Dataset records on visual material
##########

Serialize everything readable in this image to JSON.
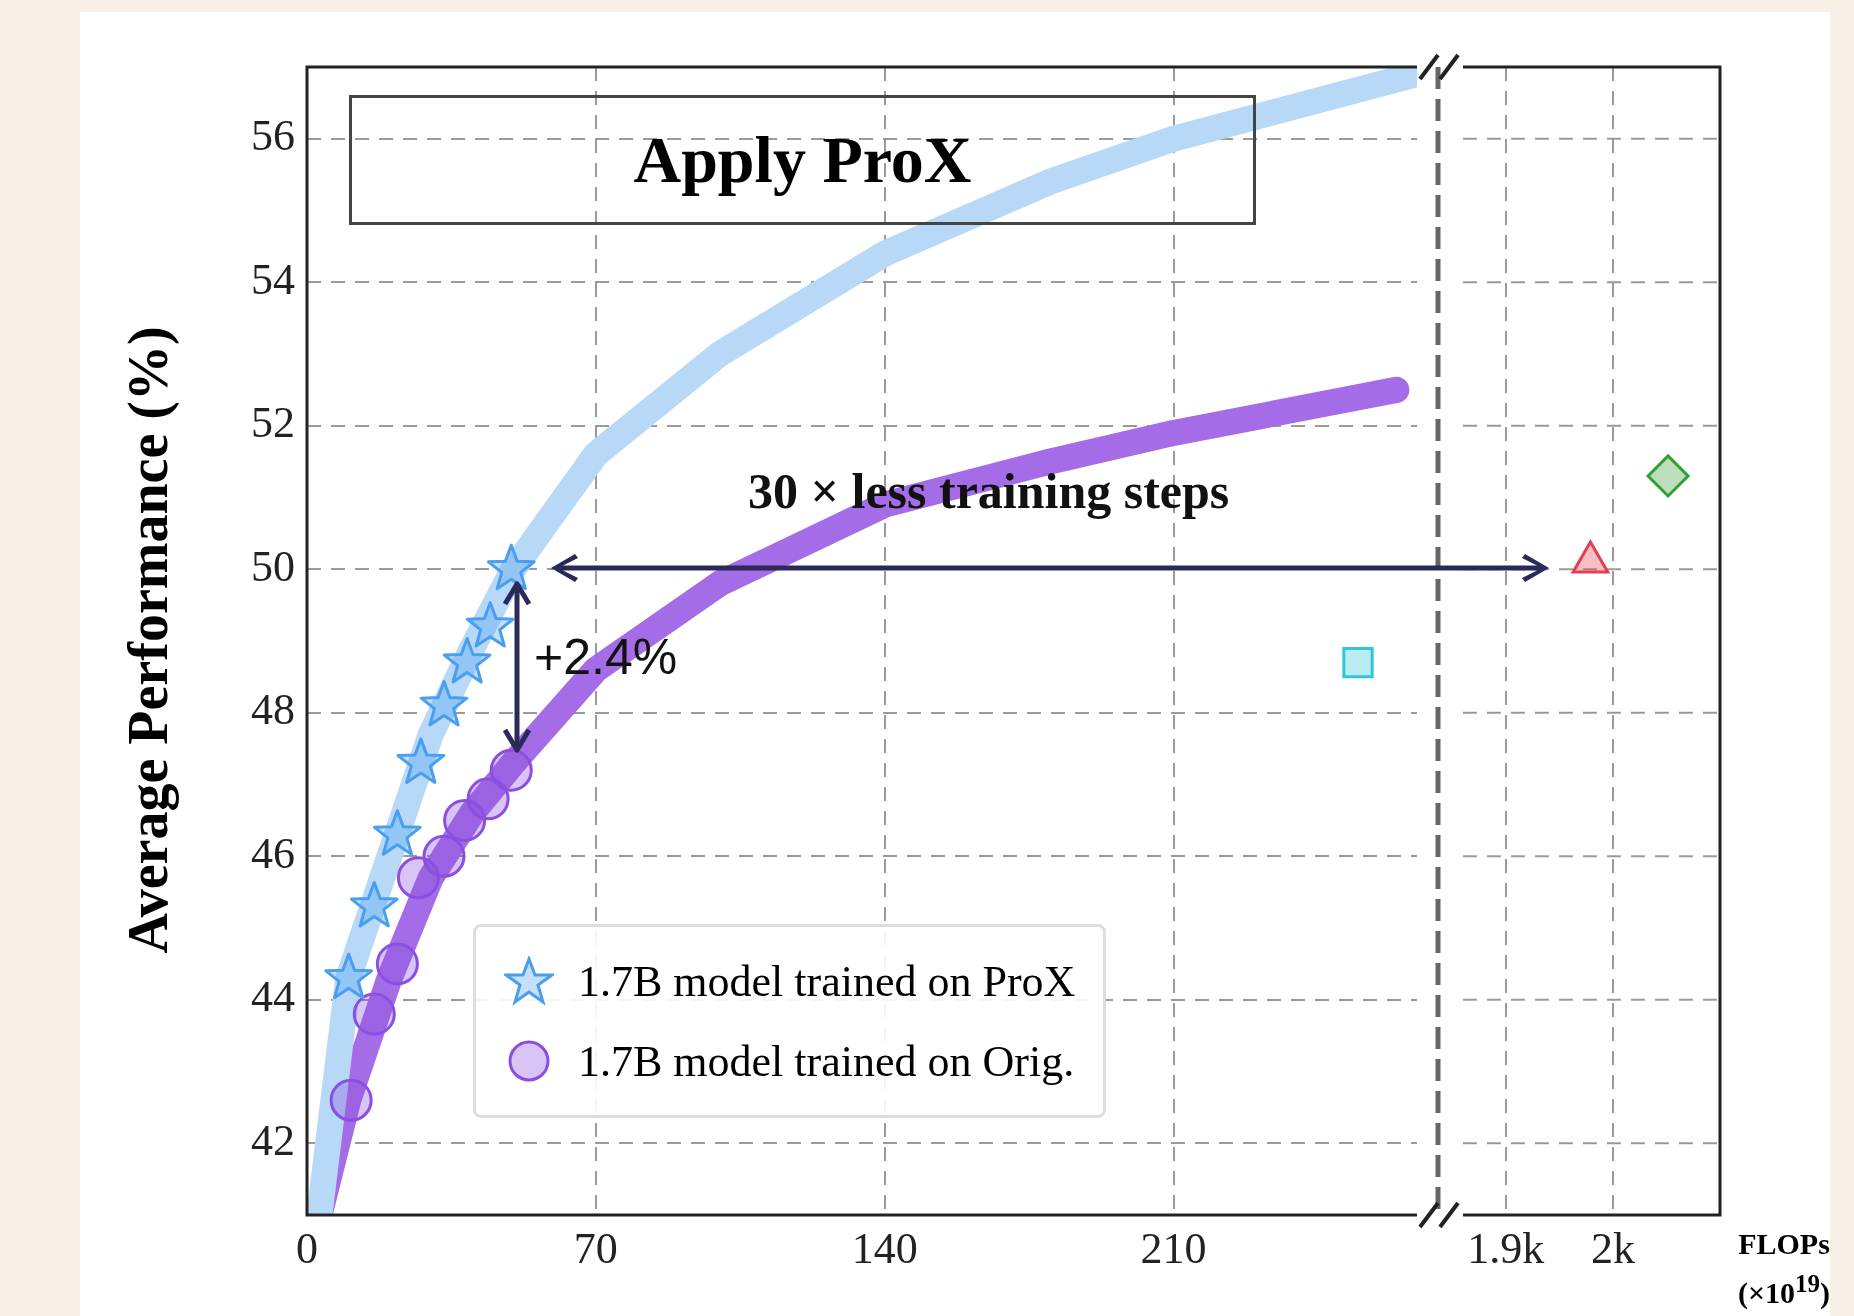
{
  "chart_data": [
    {
      "type": "scatter",
      "title": "Apply ProX",
      "ylabel": "Average Performance (%)",
      "annotations": [
        "30 × less training steps",
        "+2.4%"
      ],
      "xlim": [
        0,
        269
      ],
      "xticks": [
        0,
        70,
        140,
        210
      ],
      "ylim": [
        41,
        57
      ],
      "yticks": [
        42,
        44,
        46,
        48,
        50,
        52,
        54,
        56
      ],
      "grid": true,
      "legend": "bottom",
      "series": [
        {
          "type": "line",
          "color": "#b8d8f8",
          "marker": "none",
          "x": [
            3,
            10,
            20,
            30,
            40,
            50,
            70,
            100,
            140,
            180,
            210,
            269
          ],
          "values": [
            41.0,
            44.3,
            46.0,
            47.7,
            48.9,
            50.0,
            51.6,
            53.0,
            54.4,
            55.4,
            56.0,
            56.9
          ]
        },
        {
          "type": "line",
          "color": "#a46ce6",
          "marker": "none",
          "x": [
            3,
            10,
            20,
            30,
            40,
            50,
            70,
            100,
            140,
            180,
            210,
            264
          ],
          "values": [
            41.0,
            42.6,
            44.3,
            45.7,
            46.6,
            47.3,
            48.6,
            49.8,
            50.9,
            51.5,
            51.9,
            52.5
          ]
        },
        {
          "name": "1.7B model trained on ProX",
          "color": "#4a9ef0",
          "marker": "star",
          "x": [
            10.1,
            16.3,
            21.9,
            27.6,
            33.2,
            38.8,
            44.4,
            49.5
          ],
          "values": [
            44.3,
            45.3,
            46.3,
            47.3,
            48.1,
            48.7,
            49.2,
            50.0
          ]
        },
        {
          "name": "1.7B model trained on Orig.",
          "color": "#8a4fe0",
          "marker": "circle",
          "x": [
            10.7,
            16.3,
            21.9,
            27.0,
            33.2,
            38.2,
            43.9,
            49.5
          ],
          "values": [
            42.6,
            43.8,
            44.5,
            45.7,
            46.0,
            46.5,
            46.8,
            47.2
          ]
        },
        {
          "color": "#30c8d8",
          "marker": "square",
          "x": [
            254.7
          ],
          "values": [
            48.7
          ]
        }
      ]
    },
    {
      "type": "scatter",
      "xlabel": "FLOPs (×10$^{19}$)",
      "xlim": [
        1860,
        2100
      ],
      "xticks": [
        {
          "value": 1900,
          "label": "1.9k"
        },
        {
          "value": 2000,
          "label": "2k"
        }
      ],
      "ylim": [
        41,
        57
      ],
      "yticks": [
        42,
        44,
        46,
        48,
        50,
        52,
        54,
        56
      ],
      "grid": true,
      "tick_labels": "x",
      "series": [
        {
          "color": "#e0404f",
          "marker": "triangle",
          "x": [
            1979
          ],
          "values": [
            50.1
          ]
        },
        {
          "color": "#30a030",
          "marker": "diamond",
          "x": [
            2051.5
          ],
          "values": [
            51.3
          ]
        }
      ]
    }
  ]
}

##########

*TASK REQUIREMENTS*: Return the listing above unchanged, apart from dropping its pictures.

*REPLY*:
Serialize everything readable in this image to JSON.
{
  "chart_data": [
    {
      "type": "scatter",
      "title": "Apply ProX",
      "ylabel": "Average Performance (%)",
      "annotations": [
        "30 × less training steps",
        "+2.4%"
      ],
      "xlim": [
        0,
        269
      ],
      "xticks": [
        0,
        70,
        140,
        210
      ],
      "ylim": [
        41,
        57
      ],
      "yticks": [
        42,
        44,
        46,
        48,
        50,
        52,
        54,
        56
      ],
      "grid": true,
      "legend": "bottom",
      "series": [
        {
          "type": "line",
          "color": "#b8d8f8",
          "marker": "none",
          "x": [
            3,
            10,
            20,
            30,
            40,
            50,
            70,
            100,
            140,
            180,
            210,
            269
          ],
          "values": [
            41.0,
            44.3,
            46.0,
            47.7,
            48.9,
            50.0,
            51.6,
            53.0,
            54.4,
            55.4,
            56.0,
            56.9
          ]
        },
        {
          "type": "line",
          "color": "#a46ce6",
          "marker": "none",
          "x": [
            3,
            10,
            20,
            30,
            40,
            50,
            70,
            100,
            140,
            180,
            210,
            264
          ],
          "values": [
            41.0,
            42.6,
            44.3,
            45.7,
            46.6,
            47.3,
            48.6,
            49.8,
            50.9,
            51.5,
            51.9,
            52.5
          ]
        },
        {
          "name": "1.7B model trained on ProX",
          "color": "#4a9ef0",
          "marker": "star",
          "x": [
            10.1,
            16.3,
            21.9,
            27.6,
            33.2,
            38.8,
            44.4,
            49.5
          ],
          "values": [
            44.3,
            45.3,
            46.3,
            47.3,
            48.1,
            48.7,
            49.2,
            50.0
          ]
        },
        {
          "name": "1.7B model trained on Orig.",
          "color": "#8a4fe0",
          "marker": "circle",
          "x": [
            10.7,
            16.3,
            21.9,
            27.0,
            33.2,
            38.2,
            43.9,
            49.5
          ],
          "values": [
            42.6,
            43.8,
            44.5,
            45.7,
            46.0,
            46.5,
            46.8,
            47.2
          ]
        },
        {
          "color": "#30c8d8",
          "marker": "square",
          "x": [
            254.7
          ],
          "values": [
            48.7
          ]
        }
      ]
    },
    {
      "type": "scatter",
      "xlabel": "FLOPs (×10$^{19}$)",
      "xlim": [
        1860,
        2100
      ],
      "xticks": [
        {
          "value": 1900,
          "label": "1.9k"
        },
        {
          "value": 2000,
          "label": "2k"
        }
      ],
      "ylim": [
        41,
        57
      ],
      "yticks": [
        42,
        44,
        46,
        48,
        50,
        52,
        54,
        56
      ],
      "grid": true,
      "tick_labels": "x",
      "series": [
        {
          "color": "#e0404f",
          "marker": "triangle",
          "x": [
            1979
          ],
          "values": [
            50.1
          ]
        },
        {
          "color": "#30a030",
          "marker": "diamond",
          "x": [
            2051.5
          ],
          "values": [
            51.3
          ]
        }
      ]
    }
  ]
}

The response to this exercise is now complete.